WORK INSTRUCTIONS
Determine the number of lines in these entries that hold the word "Sexul". Give the number and nothing more.

RECORDED INFORMATION
---+---

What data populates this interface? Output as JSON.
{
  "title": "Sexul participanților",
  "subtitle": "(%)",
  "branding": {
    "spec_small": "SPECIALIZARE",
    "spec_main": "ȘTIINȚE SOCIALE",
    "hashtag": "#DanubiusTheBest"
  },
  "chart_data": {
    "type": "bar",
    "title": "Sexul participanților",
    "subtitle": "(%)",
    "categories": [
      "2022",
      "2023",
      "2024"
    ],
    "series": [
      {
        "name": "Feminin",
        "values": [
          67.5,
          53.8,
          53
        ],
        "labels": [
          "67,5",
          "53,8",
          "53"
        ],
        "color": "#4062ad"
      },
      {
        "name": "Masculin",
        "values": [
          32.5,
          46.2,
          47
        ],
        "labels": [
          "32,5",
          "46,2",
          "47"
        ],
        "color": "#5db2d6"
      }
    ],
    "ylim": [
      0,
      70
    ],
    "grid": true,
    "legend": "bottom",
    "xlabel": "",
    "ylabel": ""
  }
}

---+---

EXERCISE RESPONSE
2